YOUR OBJECTIVE: Copy out each line below that has the word "Loan" in it.

# EXERCISE INPUTS start

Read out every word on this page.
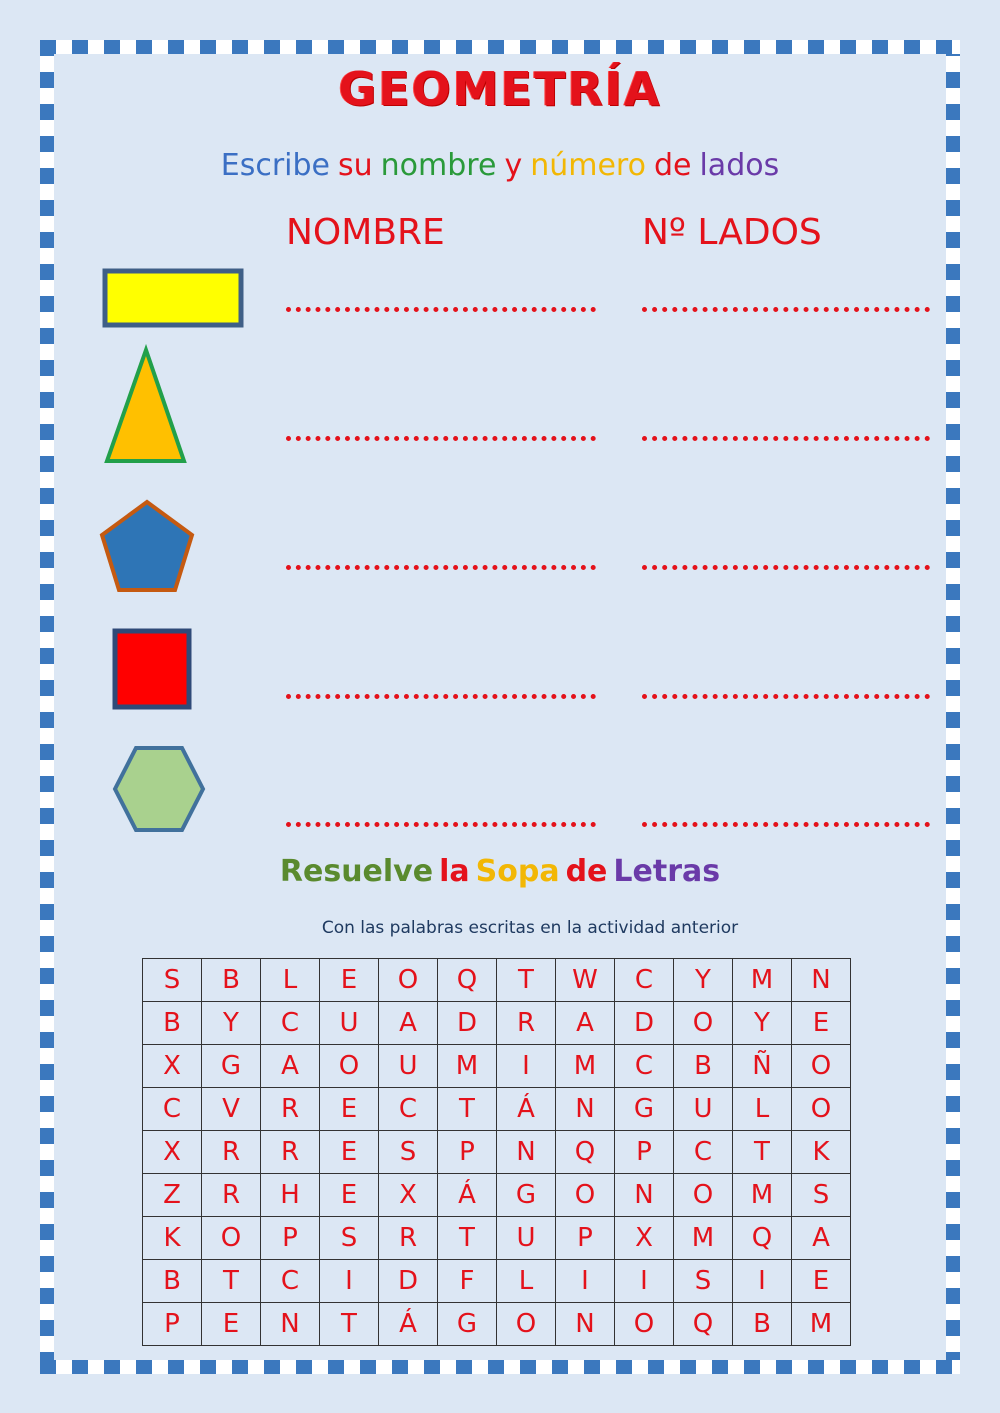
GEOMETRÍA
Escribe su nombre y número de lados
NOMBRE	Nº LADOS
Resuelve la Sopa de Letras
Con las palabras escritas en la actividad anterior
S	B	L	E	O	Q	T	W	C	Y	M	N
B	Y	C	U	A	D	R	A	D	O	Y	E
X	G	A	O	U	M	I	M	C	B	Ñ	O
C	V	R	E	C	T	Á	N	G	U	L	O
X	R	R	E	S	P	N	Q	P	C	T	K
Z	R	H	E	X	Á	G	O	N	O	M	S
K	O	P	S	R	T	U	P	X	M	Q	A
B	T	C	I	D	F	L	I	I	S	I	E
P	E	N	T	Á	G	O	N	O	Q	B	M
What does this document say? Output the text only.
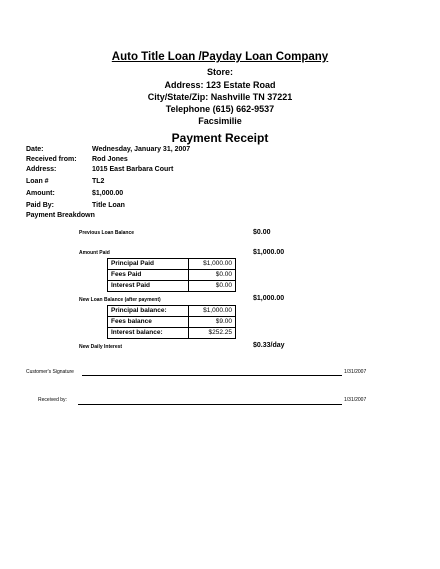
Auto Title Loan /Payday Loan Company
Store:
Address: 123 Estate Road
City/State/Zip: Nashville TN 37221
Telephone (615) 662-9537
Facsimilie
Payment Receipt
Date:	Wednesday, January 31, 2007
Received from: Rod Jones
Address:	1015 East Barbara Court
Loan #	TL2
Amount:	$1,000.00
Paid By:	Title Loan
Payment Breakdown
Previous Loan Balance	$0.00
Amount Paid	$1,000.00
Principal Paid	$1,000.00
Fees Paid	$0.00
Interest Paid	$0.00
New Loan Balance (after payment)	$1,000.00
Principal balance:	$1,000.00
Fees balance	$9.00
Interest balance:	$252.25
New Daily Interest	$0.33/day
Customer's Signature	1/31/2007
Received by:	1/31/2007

# EXERCISE INPUTS end

TASK ANSWER:
Auto Title Loan /Payday Loan Company
Loan #	TL2
Paid By:	Title Loan
Previous Loan Balance	$0.00
New Loan Balance (after payment)	$1,000.00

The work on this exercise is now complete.